**Short exercise:** Print all the data, keeping every line exactly as it is.

[Extracted data entries]
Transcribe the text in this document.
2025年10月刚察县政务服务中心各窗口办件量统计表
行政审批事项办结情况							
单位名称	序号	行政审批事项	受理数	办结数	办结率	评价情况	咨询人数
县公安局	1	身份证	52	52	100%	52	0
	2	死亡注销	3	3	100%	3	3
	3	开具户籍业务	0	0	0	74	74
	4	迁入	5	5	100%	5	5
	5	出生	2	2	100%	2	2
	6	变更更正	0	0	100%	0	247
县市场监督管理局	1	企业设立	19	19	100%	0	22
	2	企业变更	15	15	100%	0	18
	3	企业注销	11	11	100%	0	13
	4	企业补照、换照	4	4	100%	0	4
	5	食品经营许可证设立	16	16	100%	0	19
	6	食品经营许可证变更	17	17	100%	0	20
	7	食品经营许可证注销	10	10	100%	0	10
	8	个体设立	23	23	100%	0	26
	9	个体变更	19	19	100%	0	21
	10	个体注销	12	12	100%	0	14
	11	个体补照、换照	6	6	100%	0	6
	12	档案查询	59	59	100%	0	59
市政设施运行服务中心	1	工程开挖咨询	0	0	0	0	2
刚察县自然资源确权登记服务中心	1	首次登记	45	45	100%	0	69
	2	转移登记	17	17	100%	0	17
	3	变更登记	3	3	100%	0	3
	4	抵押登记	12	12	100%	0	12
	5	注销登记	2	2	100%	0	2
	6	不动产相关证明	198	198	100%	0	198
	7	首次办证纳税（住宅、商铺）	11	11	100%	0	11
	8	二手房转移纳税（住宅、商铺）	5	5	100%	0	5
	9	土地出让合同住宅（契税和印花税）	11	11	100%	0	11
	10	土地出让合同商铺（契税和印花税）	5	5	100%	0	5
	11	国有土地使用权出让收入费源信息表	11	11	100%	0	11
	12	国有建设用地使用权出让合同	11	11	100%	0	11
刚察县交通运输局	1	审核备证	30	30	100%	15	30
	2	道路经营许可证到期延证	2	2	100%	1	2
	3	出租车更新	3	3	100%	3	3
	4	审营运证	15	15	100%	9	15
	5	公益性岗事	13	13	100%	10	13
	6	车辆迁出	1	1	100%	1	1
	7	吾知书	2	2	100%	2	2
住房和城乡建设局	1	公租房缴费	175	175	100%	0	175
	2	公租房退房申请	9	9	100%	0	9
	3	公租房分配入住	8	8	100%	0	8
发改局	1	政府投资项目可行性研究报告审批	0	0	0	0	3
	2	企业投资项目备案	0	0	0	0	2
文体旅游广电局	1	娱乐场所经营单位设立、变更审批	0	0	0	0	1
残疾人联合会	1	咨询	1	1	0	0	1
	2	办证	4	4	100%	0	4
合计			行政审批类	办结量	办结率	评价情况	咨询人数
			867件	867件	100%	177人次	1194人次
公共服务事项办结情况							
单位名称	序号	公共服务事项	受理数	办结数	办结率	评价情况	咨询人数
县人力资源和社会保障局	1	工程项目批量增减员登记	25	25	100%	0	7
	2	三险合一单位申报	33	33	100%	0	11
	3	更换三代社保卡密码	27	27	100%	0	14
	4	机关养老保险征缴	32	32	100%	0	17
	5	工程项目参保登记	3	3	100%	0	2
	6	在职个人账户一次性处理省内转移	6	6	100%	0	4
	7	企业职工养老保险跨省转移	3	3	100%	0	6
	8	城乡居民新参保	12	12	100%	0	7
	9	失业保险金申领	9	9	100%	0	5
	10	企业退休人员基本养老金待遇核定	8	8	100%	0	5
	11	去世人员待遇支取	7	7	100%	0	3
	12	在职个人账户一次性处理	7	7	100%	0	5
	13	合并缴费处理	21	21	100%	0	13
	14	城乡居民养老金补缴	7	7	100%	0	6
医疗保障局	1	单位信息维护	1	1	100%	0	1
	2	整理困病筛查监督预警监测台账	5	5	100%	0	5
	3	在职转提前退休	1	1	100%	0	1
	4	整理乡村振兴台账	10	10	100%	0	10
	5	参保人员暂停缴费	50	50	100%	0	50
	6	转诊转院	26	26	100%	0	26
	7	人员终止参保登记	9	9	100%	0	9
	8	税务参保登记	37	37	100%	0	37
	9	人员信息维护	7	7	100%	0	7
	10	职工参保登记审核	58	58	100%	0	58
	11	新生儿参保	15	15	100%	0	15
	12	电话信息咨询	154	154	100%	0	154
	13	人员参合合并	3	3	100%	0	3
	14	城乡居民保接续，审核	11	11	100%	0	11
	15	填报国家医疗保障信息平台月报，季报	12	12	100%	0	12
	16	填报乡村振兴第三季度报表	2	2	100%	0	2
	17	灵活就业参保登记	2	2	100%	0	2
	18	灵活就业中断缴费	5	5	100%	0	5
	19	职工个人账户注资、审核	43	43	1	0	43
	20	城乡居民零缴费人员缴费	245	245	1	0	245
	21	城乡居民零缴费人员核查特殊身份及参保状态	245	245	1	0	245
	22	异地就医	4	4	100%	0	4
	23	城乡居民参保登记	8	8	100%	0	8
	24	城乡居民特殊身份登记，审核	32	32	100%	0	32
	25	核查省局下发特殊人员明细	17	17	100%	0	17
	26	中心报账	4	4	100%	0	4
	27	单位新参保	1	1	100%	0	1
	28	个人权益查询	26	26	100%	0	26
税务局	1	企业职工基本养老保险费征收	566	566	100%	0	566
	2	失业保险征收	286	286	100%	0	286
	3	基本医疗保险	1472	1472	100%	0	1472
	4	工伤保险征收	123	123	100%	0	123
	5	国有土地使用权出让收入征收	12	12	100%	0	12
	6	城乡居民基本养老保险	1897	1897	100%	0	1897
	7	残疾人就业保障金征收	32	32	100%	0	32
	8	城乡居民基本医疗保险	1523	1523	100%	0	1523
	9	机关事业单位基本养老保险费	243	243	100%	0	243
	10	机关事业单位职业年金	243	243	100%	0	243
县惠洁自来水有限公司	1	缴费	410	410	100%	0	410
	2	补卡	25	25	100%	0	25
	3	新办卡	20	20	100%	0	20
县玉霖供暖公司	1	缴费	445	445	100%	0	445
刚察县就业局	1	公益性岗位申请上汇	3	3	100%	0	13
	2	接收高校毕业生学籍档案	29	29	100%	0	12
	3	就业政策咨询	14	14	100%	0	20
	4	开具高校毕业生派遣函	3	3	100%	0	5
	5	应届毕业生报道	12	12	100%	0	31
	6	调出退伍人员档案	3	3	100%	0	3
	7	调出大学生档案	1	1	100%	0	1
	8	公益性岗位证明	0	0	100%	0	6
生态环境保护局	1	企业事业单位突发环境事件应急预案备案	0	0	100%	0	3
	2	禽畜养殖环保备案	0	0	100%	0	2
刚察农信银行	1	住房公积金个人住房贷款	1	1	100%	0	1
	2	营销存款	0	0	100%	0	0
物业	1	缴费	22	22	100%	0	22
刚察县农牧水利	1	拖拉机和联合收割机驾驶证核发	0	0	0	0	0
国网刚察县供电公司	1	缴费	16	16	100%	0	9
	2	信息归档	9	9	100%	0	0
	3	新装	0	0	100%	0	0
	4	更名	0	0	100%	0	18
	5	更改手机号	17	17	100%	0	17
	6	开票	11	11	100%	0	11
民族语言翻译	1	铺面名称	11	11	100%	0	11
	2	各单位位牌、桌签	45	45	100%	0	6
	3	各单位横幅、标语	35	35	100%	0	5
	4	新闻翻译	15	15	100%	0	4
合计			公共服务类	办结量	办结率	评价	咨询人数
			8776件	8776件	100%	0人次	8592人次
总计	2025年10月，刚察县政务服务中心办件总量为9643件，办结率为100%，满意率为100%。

**Solution:**
Transcribe the text in this document.
2025年10月刚察县政务服务中心各窗口办件量统计表
行政审批事项办结情况							
单位名称	序号	行政审批事项	受理数	办结数	办结率	评价情况	咨询人数
县公安局	1	身份证	52	52	100%	52	0
	2	死亡注销	3	3	100%	3	3
	3	开具户籍业务	0	0	0	74	74
	4	迁入	5	5	100%	5	5
	5	出生	2	2	100%	2	2
	6	变更更正	0	0	100%	0	247
县市场监督管理局	1	企业设立	19	19	100%	0	22
	2	企业变更	15	15	100%	0	18
	3	企业注销	11	11	100%	0	13
	4	企业补照、换照	4	4	100%	0	4
	5	食品经营许可证设立	16	16	100%	0	19
	6	食品经营许可证变更	17	17	100%	0	20
	7	食品经营许可证注销	10	10	100%	0	10
	8	个体设立	23	23	100%	0	26
	9	个体变更	19	19	100%	0	21
	10	个体注销	12	12	100%	0	14
	11	个体补照、换照	6	6	100%	0	6
	12	档案查询	59	59	100%	0	59
市政设施运行服务中心	1	工程开挖咨询	0	0	0	0	2
刚察县自然资源确权登记服务中心	1	首次登记	45	45	100%	0	69
	2	转移登记	17	17	100%	0	17
	3	变更登记	3	3	100%	0	3
	4	抵押登记	12	12	100%	0	12
	5	注销登记	2	2	100%	0	2
	6	不动产相关证明	198	198	100%	0	198
	7	首次办证纳税（住宅、商铺）	11	11	100%	0	11
	8	二手房转移纳税（住宅、商铺）	5	5	100%	0	5
	9	土地出让合同住宅（契税和印花税）	11	11	100%	0	11
	10	土地出让合同商铺（契税和印花税）	5	5	100%	0	5
	11	国有土地使用权出让收入费源信息表	11	11	100%	0	11
	12	国有建设用地使用权出让合同	11	11	100%	0	11
刚察县交通运输局	1	审核备证	30	30	100%	15	30
	2	道路经营许可证到期延证	2	2	100%	1	2
	3	出租车更新	3	3	100%	3	3
	4	审营运证	15	15	100%	9	15
	5	公益性岗事	13	13	100%	10	13
	6	车辆迁出	1	1	100%	1	1
	7	吾知书	2	2	100%	2	2
住房和城乡建设局	1	公租房缴费	175	175	100%	0	175
	2	公租房退房申请	9	9	100%	0	9
	3	公租房分配入住	8	8	100%	0	8
发改局	1	政府投资项目可行性研究报告审批	0	0	0	0	3
	2	企业投资项目备案	0	0	0	0	2
文体旅游广电局	1	娱乐场所经营单位设立、变更审批	0	0	0	0	1
残疾人联合会	1	咨询	1	1	0	0	1
	2	办证	4	4	100%	0	4
合计			行政审批类	办结量	办结率	评价情况	咨询人数
			867件	867件	100%	177人次	1194人次
公共服务事项办结情况							
单位名称	序号	公共服务事项	受理数	办结数	办结率	评价情况	咨询人数
县人力资源和社会保障局	1	工程项目批量增减员登记	25	25	100%	0	7
	2	三险合一单位申报	33	33	100%	0	11
	3	更换三代社保卡密码	27	27	100%	0	14
	4	机关养老保险征缴	32	32	100%	0	17
	5	工程项目参保登记	3	3	100%	0	2
	6	在职个人账户一次性处理省内转移	6	6	100%	0	4
	7	企业职工养老保险跨省转移	3	3	100%	0	6
	8	城乡居民新参保	12	12	100%	0	7
	9	失业保险金申领	9	9	100%	0	5
	10	企业退休人员基本养老金待遇核定	8	8	100%	0	5
	11	去世人员待遇支取	7	7	100%	0	3
	12	在职个人账户一次性处理	7	7	100%	0	5
	13	合并缴费处理	21	21	100%	0	13
	14	城乡居民养老金补缴	7	7	100%	0	6
医疗保障局	1	单位信息维护	1	1	100%	0	1
	2	整理困病筛查监督预警监测台账	5	5	100%	0	5
	3	在职转提前退休	1	1	100%	0	1
	4	整理乡村振兴台账	10	10	100%	0	10
	5	参保人员暂停缴费	50	50	100%	0	50
	6	转诊转院	26	26	100%	0	26
	7	人员终止参保登记	9	9	100%	0	9
	8	税务参保登记	37	37	100%	0	37
	9	人员信息维护	7	7	100%	0	7
	10	职工参保登记审核	58	58	100%	0	58
	11	新生儿参保	15	15	100%	0	15
	12	电话信息咨询	154	154	100%	0	154
	13	人员参合合并	3	3	100%	0	3
	14	城乡居民保接续，审核	11	11	100%	0	11
	15	填报国家医疗保障信息平台月报，季报	12	12	100%	0	12
	16	填报乡村振兴第三季度报表	2	2	100%	0	2
	17	灵活就业参保登记	2	2	100%	0	2
	18	灵活就业中断缴费	5	5	100%	0	5
	19	职工个人账户注资、审核	43	43	1	0	43
	20	城乡居民零缴费人员缴费	245	245	1	0	245
	21	城乡居民零缴费人员核查特殊身份及参保状态	245	245	1	0	245
	22	异地就医	4	4	100%	0	4
	23	城乡居民参保登记	8	8	100%	0	8
	24	城乡居民特殊身份登记，审核	32	32	100%	0	32
	25	核查省局下发特殊人员明细	17	17	100%	0	17
	26	中心报账	4	4	100%	0	4
	27	单位新参保	1	1	100%	0	1
	28	个人权益查询	26	26	100%	0	26
税务局	1	企业职工基本养老保险费征收	566	566	100%	0	566
	2	失业保险征收	286	286	100%	0	286
	3	基本医疗保险	1472	1472	100%	0	1472
	4	工伤保险征收	123	123	100%	0	123
	5	国有土地使用权出让收入征收	12	12	100%	0	12
	6	城乡居民基本养老保险	1897	1897	100%	0	1897
	7	残疾人就业保障金征收	32	32	100%	0	32
	8	城乡居民基本医疗保险	1523	1523	100%	0	1523
	9	机关事业单位基本养老保险费	243	243	100%	0	243
	10	机关事业单位职业年金	243	243	100%	0	243
县惠洁自来水有限公司	1	缴费	410	410	100%	0	410
	2	补卡	25	25	100%	0	25
	3	新办卡	20	20	100%	0	20
县玉霖供暖公司	1	缴费	445	445	100%	0	445
刚察县就业局	1	公益性岗位申请上汇	3	3	100%	0	13
	2	接收高校毕业生学籍档案	29	29	100%	0	12
	3	就业政策咨询	14	14	100%	0	20
	4	开具高校毕业生派遣函	3	3	100%	0	5
	5	应届毕业生报道	12	12	100%	0	31
	6	调出退伍人员档案	3	3	100%	0	3
	7	调出大学生档案	1	1	100%	0	1
	8	公益性岗位证明	0	0	100%	0	6
生态环境保护局	1	企业事业单位突发环境事件应急预案备案	0	0	100%	0	3
	2	禽畜养殖环保备案	0	0	100%	0	2
刚察农信银行	1	住房公积金个人住房贷款	1	1	100%	0	1
	2	营销存款	0	0	100%	0	0
物业	1	缴费	22	22	100%	0	22
刚察县农牧水利	1	拖拉机和联合收割机驾驶证核发	0	0	0	0	0
国网刚察县供电公司	1	缴费	16	16	100%	0	9
	2	信息归档	9	9	100%	0	0
	3	新装	0	0	100%	0	0
	4	更名	0	0	100%	0	18
	5	更改手机号	17	17	100%	0	17
	6	开票	11	11	100%	0	11
民族语言翻译	1	铺面名称	11	11	100%	0	11
	2	各单位位牌、桌签	45	45	100%	0	6
	3	各单位横幅、标语	35	35	100%	0	5
	4	新闻翻译	15	15	100%	0	4
合计			公共服务类	办结量	办结率	评价	咨询人数
			8776件	8776件	100%	0人次	8592人次
总计	2025年10月，刚察县政务服务中心办件总量为9643件，办结率为100%，满意率为100%。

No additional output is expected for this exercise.